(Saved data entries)

^^^^

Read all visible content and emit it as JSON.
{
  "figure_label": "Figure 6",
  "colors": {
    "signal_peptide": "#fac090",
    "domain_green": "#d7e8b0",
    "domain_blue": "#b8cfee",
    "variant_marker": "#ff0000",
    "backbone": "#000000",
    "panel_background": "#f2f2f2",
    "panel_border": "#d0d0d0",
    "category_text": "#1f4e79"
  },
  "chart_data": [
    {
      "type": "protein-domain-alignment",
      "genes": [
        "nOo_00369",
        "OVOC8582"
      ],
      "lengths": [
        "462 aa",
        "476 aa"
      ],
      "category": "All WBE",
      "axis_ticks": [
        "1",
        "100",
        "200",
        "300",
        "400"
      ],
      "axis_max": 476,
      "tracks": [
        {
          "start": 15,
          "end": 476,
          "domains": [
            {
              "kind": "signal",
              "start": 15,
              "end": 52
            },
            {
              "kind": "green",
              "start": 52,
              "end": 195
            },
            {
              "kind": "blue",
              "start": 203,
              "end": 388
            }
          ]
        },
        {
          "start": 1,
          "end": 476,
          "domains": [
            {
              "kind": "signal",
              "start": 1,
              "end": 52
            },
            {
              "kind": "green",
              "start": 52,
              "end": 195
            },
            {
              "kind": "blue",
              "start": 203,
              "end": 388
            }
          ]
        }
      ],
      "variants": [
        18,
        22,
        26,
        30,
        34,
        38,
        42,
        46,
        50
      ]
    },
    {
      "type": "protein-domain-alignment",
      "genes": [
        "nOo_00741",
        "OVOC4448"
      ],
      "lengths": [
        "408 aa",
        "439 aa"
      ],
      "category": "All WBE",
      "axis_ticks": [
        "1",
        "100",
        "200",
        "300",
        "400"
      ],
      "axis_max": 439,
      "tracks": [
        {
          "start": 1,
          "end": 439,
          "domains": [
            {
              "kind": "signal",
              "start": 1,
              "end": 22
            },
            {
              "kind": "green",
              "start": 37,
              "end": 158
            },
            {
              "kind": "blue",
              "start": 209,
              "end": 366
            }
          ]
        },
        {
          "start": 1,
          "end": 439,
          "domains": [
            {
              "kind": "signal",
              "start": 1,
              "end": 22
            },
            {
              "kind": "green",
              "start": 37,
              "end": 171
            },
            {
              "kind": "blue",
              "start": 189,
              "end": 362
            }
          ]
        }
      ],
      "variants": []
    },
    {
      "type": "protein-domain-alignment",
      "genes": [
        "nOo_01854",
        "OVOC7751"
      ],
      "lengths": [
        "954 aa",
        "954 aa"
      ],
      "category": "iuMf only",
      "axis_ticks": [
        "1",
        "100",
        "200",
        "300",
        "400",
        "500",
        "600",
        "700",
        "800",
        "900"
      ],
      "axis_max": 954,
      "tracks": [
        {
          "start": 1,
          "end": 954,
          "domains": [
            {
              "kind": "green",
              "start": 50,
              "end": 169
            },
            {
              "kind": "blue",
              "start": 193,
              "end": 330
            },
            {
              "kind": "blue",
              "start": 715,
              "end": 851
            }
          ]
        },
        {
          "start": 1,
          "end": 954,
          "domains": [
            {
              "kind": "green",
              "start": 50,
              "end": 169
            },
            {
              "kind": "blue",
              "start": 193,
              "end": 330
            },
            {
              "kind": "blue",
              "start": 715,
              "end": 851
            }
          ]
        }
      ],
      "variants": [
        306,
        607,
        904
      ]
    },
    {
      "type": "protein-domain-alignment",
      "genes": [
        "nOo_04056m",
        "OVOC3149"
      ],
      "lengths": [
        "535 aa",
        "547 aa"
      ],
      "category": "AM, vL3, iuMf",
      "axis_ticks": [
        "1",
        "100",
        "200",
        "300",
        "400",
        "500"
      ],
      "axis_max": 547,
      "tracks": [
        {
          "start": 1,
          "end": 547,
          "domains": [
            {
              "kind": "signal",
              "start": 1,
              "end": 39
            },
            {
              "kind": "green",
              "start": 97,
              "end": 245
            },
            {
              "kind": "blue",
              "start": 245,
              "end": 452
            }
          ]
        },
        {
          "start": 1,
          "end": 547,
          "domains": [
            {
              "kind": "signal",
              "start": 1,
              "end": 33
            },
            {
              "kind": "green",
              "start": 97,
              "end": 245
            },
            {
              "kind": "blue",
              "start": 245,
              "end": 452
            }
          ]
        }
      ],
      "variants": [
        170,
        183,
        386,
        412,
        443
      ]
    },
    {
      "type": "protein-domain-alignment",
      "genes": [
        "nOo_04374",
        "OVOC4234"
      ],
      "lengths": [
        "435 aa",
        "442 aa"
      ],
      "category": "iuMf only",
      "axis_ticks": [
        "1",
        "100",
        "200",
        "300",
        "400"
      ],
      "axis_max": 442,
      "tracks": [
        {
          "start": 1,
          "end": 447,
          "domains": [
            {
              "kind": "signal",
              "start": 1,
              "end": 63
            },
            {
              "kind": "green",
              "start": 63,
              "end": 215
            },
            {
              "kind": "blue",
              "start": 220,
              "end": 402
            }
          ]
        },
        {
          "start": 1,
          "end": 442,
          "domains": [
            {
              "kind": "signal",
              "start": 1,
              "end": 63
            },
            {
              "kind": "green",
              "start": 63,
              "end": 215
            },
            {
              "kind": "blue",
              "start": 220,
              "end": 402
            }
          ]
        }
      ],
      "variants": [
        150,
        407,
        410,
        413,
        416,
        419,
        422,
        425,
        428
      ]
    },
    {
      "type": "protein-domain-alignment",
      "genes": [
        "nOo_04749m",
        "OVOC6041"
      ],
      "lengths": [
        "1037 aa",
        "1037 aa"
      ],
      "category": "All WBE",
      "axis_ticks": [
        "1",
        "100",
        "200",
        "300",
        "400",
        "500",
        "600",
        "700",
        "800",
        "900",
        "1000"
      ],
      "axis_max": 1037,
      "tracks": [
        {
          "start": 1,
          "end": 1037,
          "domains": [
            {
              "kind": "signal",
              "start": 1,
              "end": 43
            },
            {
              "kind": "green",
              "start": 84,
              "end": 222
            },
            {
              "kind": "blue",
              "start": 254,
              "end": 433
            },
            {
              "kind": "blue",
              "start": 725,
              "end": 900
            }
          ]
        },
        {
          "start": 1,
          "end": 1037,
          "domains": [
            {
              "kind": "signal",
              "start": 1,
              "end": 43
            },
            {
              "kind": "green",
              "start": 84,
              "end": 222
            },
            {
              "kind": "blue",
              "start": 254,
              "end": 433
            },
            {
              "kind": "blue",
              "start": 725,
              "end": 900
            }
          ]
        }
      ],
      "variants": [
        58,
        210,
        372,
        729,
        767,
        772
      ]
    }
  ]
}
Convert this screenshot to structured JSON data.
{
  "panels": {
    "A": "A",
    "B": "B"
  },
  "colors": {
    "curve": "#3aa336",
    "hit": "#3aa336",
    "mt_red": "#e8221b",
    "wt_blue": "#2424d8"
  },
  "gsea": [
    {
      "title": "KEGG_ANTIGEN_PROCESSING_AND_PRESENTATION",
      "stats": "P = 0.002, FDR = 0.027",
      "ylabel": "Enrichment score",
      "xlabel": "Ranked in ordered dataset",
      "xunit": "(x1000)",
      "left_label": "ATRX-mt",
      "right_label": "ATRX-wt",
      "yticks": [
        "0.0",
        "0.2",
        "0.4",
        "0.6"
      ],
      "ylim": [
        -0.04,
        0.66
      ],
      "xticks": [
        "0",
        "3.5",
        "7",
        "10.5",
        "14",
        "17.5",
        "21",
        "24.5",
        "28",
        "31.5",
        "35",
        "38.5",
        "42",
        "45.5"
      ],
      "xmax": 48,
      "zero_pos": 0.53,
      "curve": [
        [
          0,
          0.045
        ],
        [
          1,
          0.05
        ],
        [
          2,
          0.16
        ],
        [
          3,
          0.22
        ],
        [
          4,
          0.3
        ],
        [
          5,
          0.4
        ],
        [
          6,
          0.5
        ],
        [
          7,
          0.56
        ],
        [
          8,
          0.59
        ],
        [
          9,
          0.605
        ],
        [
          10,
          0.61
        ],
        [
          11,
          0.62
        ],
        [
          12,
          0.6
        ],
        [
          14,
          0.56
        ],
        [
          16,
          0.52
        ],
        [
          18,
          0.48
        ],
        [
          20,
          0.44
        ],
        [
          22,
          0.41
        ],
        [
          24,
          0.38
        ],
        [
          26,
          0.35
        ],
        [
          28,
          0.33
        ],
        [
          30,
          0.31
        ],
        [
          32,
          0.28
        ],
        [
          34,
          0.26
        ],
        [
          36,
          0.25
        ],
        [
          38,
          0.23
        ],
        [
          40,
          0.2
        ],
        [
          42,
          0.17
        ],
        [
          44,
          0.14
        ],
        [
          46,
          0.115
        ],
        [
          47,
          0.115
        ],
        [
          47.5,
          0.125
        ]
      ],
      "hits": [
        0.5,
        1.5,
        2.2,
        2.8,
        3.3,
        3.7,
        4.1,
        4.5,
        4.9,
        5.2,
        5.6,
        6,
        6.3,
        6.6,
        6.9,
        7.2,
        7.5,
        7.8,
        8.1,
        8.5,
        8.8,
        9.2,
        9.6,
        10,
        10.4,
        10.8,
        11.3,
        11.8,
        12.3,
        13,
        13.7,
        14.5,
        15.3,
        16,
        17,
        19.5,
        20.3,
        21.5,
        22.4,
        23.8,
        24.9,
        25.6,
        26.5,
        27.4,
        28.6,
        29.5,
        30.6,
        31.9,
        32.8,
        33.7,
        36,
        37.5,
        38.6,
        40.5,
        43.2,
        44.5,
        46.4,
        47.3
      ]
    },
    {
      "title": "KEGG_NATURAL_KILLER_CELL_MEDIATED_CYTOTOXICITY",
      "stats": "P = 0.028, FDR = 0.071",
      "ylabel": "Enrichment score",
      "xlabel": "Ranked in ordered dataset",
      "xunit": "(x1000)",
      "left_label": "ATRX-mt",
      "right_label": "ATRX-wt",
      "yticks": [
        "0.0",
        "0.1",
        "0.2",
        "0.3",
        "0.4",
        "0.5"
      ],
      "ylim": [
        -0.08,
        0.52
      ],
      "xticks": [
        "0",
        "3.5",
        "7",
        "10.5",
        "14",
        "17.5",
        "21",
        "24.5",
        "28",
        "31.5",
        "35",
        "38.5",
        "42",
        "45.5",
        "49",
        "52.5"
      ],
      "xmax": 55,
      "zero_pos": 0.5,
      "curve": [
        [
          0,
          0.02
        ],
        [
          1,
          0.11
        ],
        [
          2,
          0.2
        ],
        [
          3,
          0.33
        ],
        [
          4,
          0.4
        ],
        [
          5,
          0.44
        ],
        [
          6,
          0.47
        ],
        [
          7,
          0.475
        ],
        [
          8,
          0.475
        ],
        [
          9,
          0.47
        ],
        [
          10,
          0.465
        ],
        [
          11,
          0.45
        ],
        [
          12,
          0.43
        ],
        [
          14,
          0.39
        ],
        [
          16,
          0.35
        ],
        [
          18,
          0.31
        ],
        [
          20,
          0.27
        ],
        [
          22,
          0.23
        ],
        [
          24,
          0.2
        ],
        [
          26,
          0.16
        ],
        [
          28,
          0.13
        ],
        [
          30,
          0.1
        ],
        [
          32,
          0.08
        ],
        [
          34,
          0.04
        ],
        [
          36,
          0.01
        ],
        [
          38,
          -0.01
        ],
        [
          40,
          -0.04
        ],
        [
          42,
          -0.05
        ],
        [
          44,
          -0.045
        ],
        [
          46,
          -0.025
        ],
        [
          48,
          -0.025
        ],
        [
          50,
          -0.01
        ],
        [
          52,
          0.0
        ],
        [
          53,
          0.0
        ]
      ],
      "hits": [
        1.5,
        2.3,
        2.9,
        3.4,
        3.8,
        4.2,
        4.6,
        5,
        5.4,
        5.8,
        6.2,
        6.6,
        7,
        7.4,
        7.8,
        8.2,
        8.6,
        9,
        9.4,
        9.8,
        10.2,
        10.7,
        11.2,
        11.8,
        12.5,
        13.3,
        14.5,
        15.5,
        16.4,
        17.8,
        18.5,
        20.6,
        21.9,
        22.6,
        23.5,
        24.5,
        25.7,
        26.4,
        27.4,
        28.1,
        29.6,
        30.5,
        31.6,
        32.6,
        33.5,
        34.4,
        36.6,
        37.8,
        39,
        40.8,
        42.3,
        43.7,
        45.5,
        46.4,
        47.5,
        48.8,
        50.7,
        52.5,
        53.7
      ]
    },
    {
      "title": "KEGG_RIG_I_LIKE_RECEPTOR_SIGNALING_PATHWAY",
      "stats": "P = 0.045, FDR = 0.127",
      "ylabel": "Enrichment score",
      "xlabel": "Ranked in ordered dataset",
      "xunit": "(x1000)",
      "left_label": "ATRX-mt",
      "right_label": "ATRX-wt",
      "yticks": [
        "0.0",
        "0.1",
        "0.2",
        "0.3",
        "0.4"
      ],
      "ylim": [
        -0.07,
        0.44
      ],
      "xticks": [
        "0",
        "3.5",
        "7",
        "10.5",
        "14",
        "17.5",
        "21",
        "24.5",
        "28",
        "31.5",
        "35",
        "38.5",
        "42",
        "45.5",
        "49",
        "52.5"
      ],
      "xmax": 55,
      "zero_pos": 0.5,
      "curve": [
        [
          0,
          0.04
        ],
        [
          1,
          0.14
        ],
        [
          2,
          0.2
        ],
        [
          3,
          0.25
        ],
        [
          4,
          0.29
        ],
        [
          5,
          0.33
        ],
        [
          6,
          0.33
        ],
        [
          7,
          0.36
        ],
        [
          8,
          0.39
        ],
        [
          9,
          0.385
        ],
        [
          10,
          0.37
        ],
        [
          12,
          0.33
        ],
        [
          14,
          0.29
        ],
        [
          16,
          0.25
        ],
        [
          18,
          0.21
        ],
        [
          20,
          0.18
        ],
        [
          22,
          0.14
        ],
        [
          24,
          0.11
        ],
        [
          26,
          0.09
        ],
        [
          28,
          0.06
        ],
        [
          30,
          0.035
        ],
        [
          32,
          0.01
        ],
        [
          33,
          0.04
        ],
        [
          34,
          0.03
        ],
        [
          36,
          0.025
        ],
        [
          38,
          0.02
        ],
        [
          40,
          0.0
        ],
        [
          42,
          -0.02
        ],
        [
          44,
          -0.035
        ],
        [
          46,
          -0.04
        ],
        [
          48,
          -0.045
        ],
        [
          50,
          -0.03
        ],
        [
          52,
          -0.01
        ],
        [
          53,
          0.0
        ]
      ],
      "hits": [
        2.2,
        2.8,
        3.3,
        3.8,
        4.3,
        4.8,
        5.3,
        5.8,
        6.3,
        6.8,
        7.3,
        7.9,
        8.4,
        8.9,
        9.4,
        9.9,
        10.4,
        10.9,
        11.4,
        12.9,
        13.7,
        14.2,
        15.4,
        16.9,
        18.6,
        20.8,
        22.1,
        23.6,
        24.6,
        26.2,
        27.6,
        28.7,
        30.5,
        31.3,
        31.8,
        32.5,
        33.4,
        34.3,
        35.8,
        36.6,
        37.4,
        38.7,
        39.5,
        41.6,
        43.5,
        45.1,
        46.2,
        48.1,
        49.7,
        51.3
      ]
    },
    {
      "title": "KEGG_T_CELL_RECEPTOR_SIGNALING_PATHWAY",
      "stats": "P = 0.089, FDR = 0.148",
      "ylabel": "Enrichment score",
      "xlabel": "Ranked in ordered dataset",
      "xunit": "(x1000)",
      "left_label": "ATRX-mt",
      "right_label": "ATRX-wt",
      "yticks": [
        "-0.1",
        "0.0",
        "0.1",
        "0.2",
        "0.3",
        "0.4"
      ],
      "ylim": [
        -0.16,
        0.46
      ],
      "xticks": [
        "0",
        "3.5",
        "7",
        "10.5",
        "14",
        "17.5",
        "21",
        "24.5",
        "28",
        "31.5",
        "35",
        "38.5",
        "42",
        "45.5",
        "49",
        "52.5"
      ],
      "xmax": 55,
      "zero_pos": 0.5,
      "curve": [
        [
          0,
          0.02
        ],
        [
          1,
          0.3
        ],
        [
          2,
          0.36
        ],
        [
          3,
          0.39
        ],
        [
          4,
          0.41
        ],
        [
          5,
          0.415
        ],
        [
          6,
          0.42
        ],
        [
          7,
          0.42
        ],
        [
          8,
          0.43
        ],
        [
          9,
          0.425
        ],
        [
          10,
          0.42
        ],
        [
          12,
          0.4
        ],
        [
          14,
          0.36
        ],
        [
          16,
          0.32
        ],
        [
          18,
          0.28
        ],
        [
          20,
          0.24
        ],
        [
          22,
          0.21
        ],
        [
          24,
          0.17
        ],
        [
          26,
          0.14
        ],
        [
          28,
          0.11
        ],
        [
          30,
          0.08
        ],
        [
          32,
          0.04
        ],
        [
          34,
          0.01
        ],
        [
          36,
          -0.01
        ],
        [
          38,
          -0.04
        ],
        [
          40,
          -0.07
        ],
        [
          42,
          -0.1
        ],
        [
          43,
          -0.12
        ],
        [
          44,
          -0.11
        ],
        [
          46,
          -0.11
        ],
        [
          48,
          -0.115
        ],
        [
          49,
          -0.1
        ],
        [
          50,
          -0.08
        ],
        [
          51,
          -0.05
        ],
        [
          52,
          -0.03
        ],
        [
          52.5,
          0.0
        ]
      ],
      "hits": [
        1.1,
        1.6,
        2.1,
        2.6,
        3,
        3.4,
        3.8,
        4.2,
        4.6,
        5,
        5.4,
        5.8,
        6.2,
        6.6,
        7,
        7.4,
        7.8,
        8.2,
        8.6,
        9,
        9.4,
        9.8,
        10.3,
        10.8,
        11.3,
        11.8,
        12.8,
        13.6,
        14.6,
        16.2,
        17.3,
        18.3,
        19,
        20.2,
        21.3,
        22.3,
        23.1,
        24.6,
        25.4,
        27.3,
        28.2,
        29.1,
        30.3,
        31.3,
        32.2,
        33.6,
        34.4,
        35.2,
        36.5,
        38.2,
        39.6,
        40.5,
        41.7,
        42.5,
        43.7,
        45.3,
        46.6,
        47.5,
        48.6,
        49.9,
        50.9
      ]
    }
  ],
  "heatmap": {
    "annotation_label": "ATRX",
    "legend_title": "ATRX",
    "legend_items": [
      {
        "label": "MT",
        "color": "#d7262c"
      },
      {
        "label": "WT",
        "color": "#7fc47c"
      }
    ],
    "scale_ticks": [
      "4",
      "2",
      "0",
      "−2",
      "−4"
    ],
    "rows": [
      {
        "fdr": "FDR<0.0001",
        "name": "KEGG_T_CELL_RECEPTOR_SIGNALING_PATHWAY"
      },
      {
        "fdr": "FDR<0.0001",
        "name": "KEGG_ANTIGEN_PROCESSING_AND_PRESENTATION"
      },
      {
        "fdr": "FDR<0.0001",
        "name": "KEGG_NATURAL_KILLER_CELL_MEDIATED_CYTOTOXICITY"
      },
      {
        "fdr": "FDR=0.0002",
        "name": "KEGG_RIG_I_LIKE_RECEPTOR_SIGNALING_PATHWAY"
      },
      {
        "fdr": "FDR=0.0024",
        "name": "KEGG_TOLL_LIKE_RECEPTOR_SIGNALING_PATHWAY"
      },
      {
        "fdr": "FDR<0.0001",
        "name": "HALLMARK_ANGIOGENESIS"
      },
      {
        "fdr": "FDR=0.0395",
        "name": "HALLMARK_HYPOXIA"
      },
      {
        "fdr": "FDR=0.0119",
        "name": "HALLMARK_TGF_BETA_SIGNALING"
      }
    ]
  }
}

^^^^

_Exercise aim_
When the string "JSON" appears in a line of the records above, that line is to be copied.

_Result of this exercise_
Read all visible content and emit it as JSON.
Convert this screenshot to structured JSON data.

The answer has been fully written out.